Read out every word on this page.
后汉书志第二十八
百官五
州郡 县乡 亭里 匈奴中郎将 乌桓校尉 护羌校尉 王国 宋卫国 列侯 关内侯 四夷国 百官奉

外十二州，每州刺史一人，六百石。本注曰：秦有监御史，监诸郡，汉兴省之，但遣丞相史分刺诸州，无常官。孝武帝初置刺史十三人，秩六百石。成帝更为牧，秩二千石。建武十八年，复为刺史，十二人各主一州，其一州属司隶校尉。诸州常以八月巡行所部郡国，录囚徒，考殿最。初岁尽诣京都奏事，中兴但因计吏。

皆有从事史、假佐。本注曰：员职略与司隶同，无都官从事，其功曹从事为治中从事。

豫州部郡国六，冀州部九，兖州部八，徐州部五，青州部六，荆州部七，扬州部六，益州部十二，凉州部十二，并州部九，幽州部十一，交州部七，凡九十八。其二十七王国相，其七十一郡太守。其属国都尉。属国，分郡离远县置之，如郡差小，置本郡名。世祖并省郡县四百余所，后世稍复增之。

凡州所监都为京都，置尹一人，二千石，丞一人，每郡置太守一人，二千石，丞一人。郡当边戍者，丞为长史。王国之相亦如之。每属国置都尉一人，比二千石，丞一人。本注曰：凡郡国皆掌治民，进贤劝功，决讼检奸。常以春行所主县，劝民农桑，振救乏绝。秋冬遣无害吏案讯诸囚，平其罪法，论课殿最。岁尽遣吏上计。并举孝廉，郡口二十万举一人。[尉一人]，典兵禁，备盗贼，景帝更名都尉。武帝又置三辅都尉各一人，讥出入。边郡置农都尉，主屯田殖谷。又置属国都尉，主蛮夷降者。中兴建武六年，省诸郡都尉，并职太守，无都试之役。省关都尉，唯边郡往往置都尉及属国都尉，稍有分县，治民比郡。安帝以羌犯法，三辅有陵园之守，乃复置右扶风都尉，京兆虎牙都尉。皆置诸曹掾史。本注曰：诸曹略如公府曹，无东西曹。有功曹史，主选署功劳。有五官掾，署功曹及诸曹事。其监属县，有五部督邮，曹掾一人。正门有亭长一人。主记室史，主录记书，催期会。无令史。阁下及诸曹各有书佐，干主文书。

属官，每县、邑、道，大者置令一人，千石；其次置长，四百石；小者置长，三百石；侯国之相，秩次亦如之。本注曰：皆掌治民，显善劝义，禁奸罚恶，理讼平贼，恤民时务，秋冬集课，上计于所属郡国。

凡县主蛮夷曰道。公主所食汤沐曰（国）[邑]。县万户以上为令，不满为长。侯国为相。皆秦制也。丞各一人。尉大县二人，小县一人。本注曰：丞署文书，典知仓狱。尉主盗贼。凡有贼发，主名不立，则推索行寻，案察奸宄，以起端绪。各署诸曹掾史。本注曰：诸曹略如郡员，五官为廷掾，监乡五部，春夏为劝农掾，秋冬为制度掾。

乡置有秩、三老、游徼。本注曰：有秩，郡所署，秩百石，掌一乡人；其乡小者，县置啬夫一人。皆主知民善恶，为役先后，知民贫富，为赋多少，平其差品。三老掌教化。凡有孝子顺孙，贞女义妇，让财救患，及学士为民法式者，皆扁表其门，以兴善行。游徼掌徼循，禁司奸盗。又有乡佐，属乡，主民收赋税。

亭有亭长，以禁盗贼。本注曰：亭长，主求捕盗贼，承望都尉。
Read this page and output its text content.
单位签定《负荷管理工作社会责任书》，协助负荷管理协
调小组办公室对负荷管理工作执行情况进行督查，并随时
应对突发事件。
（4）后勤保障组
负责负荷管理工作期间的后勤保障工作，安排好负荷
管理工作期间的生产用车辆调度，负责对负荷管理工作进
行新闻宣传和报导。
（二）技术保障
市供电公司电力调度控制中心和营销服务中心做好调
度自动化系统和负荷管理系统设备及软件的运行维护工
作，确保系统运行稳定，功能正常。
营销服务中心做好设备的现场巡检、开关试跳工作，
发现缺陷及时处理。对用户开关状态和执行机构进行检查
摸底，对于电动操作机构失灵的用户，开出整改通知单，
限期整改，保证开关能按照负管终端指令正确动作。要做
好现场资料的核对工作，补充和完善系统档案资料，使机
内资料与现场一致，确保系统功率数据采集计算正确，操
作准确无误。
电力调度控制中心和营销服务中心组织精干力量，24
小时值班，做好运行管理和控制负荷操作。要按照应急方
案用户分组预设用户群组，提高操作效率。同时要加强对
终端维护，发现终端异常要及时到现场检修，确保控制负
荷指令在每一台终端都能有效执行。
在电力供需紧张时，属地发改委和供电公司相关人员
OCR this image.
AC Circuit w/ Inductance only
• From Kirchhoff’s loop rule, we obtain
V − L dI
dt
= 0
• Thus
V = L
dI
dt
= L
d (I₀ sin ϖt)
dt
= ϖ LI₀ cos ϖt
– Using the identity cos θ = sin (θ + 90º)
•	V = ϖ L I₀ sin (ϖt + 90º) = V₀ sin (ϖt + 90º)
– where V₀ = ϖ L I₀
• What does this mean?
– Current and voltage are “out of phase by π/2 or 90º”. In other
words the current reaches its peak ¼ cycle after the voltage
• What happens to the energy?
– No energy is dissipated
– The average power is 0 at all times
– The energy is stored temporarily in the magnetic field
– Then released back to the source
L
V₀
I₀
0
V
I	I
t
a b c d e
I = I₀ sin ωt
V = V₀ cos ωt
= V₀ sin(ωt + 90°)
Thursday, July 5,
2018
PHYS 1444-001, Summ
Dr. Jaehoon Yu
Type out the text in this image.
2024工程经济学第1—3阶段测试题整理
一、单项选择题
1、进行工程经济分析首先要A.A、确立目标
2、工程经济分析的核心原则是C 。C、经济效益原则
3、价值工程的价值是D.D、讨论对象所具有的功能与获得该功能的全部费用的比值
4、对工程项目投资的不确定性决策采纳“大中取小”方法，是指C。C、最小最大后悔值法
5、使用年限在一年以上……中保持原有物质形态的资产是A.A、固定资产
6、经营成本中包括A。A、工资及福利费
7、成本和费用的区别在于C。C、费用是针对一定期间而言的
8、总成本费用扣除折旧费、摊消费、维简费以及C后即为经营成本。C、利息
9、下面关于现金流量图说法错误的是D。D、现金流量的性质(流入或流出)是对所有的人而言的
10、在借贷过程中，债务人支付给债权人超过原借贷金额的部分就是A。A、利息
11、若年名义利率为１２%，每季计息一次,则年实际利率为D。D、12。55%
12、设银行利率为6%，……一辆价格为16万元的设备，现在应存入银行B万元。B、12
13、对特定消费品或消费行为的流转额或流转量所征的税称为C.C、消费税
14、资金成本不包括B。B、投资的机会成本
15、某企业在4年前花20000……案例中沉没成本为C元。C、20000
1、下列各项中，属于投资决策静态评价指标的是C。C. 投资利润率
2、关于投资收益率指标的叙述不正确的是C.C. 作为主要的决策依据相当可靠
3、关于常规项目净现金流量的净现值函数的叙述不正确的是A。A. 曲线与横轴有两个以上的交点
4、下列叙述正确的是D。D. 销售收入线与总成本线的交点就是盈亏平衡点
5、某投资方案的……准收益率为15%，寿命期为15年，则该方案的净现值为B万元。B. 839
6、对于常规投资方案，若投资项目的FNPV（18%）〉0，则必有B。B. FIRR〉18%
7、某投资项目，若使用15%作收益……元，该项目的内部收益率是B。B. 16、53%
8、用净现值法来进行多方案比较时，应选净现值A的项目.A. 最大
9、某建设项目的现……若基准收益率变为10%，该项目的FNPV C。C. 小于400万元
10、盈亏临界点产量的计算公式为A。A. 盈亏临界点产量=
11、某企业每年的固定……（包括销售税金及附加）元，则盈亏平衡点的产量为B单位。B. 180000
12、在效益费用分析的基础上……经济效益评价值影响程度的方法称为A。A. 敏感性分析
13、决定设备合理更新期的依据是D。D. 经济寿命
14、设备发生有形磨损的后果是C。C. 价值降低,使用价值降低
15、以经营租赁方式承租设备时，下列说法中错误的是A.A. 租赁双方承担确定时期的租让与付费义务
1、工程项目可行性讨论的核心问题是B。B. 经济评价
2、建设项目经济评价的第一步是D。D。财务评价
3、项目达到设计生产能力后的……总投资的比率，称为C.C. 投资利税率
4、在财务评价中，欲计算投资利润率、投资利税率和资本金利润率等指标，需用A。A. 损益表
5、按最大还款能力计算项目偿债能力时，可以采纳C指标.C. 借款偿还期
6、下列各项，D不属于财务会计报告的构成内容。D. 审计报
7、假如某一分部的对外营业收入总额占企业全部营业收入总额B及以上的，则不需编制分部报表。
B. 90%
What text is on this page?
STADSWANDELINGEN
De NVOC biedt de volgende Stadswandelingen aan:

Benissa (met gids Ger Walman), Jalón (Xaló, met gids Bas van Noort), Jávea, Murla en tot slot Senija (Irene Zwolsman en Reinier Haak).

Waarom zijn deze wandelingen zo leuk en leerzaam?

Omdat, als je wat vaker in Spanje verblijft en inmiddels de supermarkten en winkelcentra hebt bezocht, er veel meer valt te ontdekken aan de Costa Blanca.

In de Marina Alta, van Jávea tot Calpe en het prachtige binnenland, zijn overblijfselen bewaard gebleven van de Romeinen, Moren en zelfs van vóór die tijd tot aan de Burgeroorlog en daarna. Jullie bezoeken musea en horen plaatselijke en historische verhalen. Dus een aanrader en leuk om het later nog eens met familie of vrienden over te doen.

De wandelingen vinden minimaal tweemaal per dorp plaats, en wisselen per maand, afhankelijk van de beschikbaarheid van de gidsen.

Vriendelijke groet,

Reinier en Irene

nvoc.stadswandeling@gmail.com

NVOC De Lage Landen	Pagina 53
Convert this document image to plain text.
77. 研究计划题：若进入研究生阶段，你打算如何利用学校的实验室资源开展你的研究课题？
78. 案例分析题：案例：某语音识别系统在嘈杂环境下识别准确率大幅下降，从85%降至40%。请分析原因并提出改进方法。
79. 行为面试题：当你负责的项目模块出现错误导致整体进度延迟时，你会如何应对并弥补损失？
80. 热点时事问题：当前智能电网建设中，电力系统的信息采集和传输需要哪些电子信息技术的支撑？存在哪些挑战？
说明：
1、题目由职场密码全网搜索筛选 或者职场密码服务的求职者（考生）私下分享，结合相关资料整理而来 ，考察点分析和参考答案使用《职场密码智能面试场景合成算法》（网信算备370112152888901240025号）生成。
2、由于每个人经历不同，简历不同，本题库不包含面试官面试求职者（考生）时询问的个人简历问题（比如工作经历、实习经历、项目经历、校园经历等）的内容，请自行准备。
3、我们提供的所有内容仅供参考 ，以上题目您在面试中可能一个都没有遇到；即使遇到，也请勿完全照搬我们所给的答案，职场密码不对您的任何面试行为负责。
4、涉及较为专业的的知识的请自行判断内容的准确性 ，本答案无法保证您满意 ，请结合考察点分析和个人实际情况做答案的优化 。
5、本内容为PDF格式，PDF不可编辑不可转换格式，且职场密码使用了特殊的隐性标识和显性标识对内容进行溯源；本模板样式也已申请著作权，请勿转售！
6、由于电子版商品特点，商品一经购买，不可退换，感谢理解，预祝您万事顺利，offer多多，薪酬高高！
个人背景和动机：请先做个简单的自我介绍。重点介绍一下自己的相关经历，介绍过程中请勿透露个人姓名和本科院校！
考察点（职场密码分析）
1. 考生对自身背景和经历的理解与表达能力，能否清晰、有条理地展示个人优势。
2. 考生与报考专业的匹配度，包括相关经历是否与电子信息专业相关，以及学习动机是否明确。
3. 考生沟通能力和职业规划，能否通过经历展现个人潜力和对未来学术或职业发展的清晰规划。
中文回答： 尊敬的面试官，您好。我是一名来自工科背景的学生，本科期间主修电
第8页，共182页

- - -

THE TASK — Pick out the lines above containing the word "Read", then copy them.

RESULT OF THIS TASK —
Read out every word on this page.
Read this page and output its text content.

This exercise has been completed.